### DATA EXTRACT
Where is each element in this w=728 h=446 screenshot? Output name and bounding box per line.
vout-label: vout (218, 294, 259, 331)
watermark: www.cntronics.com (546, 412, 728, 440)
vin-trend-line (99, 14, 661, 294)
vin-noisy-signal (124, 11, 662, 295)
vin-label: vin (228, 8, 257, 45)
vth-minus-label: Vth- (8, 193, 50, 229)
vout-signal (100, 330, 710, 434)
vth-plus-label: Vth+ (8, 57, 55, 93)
######
▶ **WORK REQUIRED**: Copy the rows above exactly as they appear.

▶ **WORKED ANSWER**:
Where is each element in this w=728 h=446 screenshot? Output name and bounding box per line.
vout-label: vout (218, 294, 259, 331)
watermark: www.cntronics.com (546, 412, 728, 440)
vin-trend-line (99, 14, 661, 294)
vin-noisy-signal (124, 11, 662, 295)
vin-label: vin (228, 8, 257, 45)
vth-minus-label: Vth- (8, 193, 50, 229)
vout-signal (100, 330, 710, 434)
vth-plus-label: Vth+ (8, 57, 55, 93)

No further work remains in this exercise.